**The problem:** Bring together all lines of the material below that contain the string "System".

(Stored data)
----------------------------------------

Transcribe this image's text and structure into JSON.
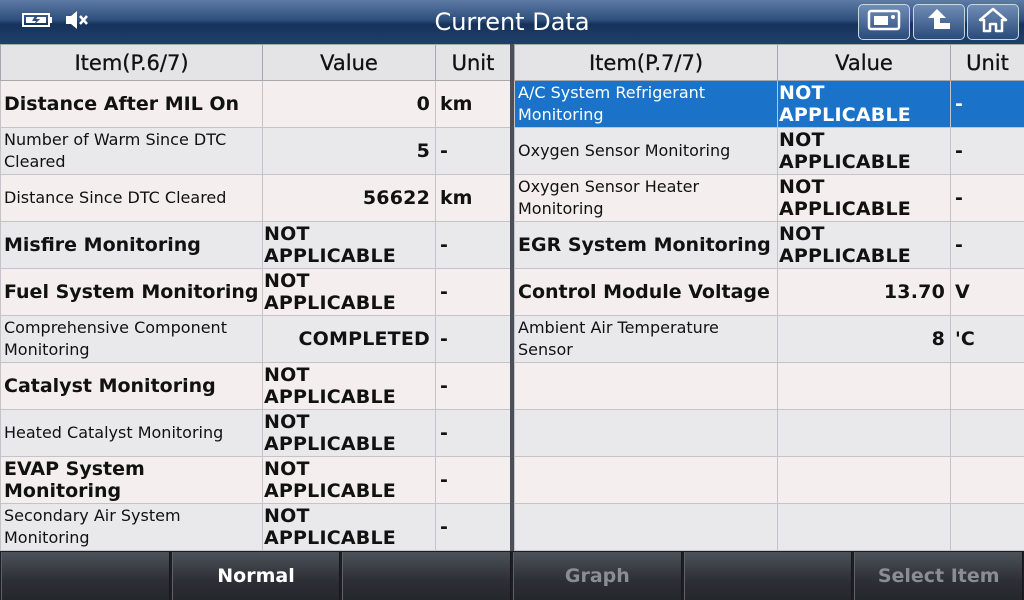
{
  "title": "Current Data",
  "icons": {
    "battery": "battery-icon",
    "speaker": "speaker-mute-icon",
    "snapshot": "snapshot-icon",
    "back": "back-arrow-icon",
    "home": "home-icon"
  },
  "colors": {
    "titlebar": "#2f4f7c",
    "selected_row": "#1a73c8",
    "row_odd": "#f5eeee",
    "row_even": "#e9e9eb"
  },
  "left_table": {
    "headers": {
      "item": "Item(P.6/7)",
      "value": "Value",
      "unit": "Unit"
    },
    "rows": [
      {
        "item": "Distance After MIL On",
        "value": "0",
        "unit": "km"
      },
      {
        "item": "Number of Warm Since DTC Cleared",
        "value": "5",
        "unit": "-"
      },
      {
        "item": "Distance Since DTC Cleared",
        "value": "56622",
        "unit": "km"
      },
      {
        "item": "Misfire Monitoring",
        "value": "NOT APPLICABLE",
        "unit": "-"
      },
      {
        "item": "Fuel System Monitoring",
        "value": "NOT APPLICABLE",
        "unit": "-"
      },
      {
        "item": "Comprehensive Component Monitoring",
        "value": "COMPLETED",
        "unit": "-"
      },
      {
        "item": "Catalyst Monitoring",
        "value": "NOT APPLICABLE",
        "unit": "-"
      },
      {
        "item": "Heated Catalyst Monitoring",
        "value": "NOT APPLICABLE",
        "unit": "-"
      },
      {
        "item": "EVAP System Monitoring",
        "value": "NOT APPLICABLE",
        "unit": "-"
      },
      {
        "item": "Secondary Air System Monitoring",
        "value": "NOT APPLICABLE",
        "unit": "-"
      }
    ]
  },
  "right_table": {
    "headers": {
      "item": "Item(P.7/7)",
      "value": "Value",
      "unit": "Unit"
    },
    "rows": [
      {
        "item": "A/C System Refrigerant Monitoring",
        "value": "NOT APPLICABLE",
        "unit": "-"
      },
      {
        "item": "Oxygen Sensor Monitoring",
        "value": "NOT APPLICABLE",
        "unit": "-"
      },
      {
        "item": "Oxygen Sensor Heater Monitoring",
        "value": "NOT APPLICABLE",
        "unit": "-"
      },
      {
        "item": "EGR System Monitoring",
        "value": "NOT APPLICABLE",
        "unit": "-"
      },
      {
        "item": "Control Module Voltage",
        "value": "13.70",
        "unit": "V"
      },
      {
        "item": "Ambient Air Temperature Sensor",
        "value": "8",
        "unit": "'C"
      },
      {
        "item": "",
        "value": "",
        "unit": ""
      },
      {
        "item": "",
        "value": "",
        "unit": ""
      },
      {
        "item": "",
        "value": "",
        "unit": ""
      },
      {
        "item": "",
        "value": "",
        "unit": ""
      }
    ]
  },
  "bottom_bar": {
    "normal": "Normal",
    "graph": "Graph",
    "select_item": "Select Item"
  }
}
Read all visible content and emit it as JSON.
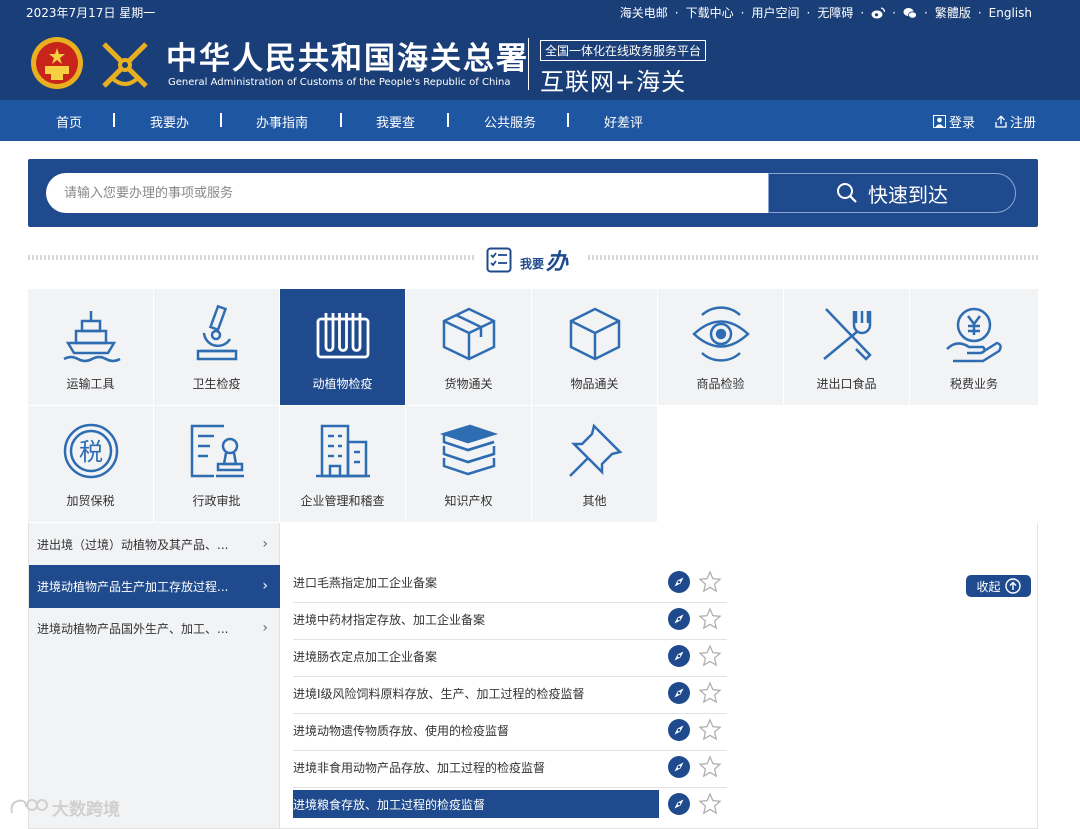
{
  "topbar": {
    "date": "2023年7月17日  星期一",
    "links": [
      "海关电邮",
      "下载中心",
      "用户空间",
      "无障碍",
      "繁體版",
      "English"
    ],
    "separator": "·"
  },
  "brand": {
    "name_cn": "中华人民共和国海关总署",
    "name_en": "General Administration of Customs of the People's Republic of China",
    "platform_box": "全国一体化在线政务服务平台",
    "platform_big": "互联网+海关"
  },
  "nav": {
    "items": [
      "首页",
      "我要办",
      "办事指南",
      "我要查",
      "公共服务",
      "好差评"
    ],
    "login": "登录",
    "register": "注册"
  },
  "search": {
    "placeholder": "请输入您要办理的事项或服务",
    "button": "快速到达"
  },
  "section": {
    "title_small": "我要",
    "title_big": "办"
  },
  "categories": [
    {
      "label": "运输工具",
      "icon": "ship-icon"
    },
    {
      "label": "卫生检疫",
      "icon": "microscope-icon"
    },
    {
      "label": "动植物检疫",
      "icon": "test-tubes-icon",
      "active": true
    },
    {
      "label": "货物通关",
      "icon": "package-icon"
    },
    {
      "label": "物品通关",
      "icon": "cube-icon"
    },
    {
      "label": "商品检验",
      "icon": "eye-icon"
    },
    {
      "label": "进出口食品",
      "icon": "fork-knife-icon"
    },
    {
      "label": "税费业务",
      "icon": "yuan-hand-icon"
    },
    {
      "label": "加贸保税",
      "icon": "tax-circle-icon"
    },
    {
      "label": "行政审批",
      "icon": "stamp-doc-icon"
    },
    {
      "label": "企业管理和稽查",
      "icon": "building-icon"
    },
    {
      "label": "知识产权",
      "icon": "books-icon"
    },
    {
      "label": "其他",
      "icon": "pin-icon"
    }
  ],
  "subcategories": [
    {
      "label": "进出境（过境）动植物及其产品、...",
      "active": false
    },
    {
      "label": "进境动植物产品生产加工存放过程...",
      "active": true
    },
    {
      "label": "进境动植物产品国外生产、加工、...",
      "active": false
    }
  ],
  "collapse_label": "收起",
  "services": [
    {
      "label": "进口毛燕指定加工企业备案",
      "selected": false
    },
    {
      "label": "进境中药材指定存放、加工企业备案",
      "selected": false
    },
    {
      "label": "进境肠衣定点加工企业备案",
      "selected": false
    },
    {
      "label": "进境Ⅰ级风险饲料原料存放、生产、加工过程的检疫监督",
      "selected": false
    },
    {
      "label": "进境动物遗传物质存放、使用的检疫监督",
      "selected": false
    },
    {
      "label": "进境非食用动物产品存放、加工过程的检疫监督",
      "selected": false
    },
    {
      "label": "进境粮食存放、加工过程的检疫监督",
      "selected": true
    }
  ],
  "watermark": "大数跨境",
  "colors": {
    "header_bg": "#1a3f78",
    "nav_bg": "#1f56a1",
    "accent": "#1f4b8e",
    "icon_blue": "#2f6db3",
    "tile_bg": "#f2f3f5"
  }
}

----------------------------------------

**Exercise output:**
        "item": "Fuel System Monitoring",
        "item": "EVAP System Monitoring",
        "item": "Secondary Air System Monitoring",
        "item": "A/C System Refrigerant Monitoring",
        "item": "EGR System Monitoring",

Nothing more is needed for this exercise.